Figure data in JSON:
_ _ _ _

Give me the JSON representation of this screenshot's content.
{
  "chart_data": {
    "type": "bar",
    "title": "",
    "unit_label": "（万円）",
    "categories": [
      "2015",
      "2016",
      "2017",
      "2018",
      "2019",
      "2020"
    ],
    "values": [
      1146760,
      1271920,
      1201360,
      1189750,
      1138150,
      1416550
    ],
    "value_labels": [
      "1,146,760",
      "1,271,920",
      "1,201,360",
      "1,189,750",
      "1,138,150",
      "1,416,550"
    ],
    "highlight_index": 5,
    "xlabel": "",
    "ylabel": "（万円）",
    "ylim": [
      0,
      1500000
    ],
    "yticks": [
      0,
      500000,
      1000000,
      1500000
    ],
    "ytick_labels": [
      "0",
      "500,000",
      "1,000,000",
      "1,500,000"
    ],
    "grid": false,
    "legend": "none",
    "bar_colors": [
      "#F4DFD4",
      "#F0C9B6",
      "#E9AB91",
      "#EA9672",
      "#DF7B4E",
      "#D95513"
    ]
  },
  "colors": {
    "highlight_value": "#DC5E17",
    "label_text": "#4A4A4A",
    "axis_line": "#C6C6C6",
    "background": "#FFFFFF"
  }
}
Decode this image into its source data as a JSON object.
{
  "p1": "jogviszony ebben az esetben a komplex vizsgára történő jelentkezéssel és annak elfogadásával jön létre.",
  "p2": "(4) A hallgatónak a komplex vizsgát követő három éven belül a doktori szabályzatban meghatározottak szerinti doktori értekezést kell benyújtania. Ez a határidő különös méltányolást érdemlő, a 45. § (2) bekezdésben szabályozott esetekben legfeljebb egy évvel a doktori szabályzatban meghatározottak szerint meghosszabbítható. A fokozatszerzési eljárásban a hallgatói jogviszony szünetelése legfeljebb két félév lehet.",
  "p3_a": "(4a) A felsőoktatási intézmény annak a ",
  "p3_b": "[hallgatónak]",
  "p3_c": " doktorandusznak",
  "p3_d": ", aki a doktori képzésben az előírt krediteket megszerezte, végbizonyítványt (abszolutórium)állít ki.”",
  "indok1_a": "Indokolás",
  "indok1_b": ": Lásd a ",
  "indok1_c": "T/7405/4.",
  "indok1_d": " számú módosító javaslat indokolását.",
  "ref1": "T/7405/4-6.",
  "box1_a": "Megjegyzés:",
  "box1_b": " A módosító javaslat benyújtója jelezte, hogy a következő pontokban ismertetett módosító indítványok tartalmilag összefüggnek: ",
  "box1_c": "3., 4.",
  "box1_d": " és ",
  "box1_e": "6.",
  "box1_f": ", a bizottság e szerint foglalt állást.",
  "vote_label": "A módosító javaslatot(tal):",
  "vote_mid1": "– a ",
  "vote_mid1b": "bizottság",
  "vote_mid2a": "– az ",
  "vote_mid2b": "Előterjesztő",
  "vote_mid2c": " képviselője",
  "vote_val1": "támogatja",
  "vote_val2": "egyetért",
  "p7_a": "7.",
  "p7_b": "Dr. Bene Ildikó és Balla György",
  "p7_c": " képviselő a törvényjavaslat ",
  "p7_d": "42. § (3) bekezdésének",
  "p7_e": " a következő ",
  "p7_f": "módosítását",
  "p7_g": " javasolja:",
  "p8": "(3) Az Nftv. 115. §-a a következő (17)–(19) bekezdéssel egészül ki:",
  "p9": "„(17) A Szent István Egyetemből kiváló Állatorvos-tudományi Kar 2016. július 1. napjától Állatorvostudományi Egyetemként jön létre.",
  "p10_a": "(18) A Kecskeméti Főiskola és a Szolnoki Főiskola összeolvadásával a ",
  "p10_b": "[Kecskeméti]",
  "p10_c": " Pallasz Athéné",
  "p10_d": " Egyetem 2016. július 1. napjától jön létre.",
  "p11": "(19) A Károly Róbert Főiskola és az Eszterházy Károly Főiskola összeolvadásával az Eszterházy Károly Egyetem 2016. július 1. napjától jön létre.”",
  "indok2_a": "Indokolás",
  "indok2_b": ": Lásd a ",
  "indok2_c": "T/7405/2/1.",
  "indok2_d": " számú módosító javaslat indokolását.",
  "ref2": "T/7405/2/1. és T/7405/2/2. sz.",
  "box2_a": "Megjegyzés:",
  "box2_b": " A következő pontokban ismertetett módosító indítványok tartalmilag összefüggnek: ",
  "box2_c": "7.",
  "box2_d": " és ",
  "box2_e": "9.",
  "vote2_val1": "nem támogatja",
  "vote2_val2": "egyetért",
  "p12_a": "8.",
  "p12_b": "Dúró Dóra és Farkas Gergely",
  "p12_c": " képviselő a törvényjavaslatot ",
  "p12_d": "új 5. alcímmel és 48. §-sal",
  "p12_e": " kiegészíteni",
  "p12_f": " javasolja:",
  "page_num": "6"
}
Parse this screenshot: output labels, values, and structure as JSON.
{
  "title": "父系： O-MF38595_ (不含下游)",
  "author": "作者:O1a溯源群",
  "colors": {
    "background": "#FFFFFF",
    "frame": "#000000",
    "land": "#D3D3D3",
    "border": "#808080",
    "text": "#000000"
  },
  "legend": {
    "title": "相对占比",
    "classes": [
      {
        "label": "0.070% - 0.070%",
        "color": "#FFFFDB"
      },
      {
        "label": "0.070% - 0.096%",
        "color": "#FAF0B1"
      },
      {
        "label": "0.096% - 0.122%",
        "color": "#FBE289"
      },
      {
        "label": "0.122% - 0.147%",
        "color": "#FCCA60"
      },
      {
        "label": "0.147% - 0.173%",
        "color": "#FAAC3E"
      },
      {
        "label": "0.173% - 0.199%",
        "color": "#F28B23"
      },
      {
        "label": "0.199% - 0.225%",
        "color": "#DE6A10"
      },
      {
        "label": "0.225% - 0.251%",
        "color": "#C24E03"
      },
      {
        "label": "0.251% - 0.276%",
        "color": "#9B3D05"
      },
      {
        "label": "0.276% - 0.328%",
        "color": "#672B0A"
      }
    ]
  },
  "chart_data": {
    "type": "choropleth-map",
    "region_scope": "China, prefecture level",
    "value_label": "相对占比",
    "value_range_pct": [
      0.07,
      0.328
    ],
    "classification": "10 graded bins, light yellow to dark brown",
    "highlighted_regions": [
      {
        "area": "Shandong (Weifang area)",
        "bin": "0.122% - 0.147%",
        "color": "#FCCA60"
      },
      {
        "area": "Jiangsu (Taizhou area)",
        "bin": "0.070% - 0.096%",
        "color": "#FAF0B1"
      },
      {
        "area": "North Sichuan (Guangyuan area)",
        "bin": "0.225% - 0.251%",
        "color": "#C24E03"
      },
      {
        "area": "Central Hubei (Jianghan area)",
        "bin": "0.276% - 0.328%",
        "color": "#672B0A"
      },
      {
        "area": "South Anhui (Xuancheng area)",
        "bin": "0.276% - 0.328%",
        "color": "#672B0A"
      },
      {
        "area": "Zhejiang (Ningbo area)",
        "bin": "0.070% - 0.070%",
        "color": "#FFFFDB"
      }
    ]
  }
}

_ _ _ _

(WHAT TO WORK ON): Note each line of the entries that has "támogatja" in it, and copy those lines.

(WRITTEN ANSWER):
  "vote_val1": "támogatja",
  "vote2_val1": "nem támogatja",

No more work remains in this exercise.